What you are asked to do: Search the records for the word "this" and report each line that has it.

(Dataset items)

§

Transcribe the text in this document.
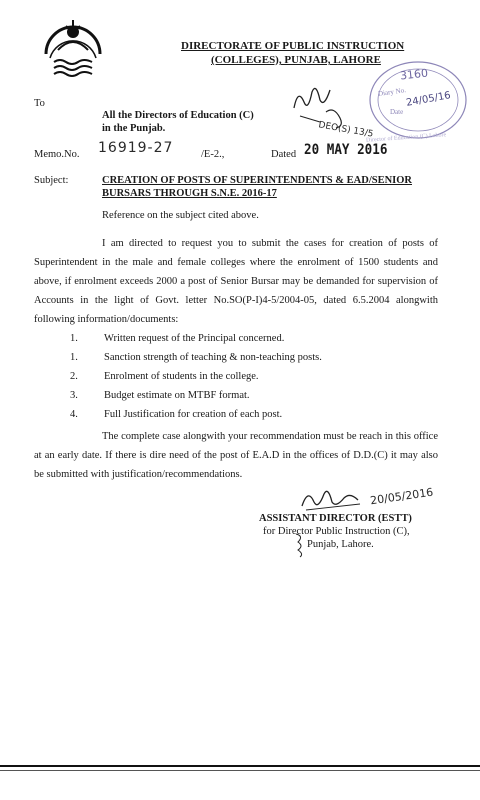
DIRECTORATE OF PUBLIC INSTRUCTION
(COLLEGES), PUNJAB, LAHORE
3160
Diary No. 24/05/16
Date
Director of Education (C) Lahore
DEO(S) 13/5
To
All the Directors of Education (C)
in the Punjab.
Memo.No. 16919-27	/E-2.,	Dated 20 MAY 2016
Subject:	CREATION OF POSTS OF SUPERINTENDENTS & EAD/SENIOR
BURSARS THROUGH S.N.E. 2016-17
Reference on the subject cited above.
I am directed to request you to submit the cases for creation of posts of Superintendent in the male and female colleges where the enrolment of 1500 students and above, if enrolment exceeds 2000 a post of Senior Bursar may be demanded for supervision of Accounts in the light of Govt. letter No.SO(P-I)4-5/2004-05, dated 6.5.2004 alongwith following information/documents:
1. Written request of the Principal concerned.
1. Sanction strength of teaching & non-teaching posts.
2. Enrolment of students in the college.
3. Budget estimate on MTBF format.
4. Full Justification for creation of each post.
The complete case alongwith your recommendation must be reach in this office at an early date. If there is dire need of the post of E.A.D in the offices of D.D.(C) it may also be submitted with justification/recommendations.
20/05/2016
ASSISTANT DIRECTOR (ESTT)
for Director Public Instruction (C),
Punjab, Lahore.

§

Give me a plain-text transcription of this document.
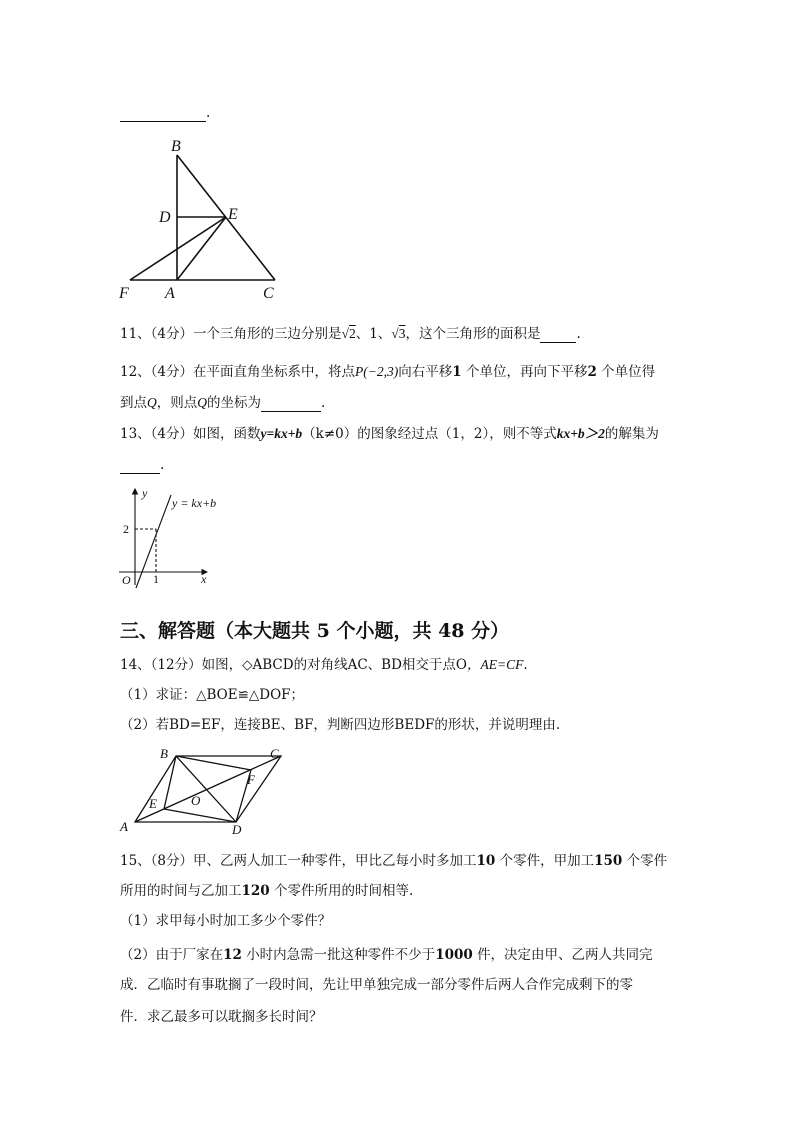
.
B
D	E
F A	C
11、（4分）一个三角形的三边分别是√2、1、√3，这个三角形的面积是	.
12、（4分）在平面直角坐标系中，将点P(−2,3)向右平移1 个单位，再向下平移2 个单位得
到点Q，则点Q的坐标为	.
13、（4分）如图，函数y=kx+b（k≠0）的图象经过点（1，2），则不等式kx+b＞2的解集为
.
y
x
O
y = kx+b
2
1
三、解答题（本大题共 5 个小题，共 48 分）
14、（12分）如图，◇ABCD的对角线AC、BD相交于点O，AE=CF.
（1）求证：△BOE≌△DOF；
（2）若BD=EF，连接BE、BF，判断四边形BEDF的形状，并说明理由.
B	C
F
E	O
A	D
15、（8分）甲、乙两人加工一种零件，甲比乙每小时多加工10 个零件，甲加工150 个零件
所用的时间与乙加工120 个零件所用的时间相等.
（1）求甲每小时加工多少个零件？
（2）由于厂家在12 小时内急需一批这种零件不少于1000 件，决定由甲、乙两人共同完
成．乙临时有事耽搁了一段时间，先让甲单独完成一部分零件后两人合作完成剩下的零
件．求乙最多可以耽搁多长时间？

§

Written response:
Transcribe the text in this document.
The complete case alongwith your recommendation must be reach in this office at an early date. If there is dire need of the post of E.A.D in the offices of D.D.(C) it may also be submitted with justification/recommendations.
Give me a plain-text transcription of this document.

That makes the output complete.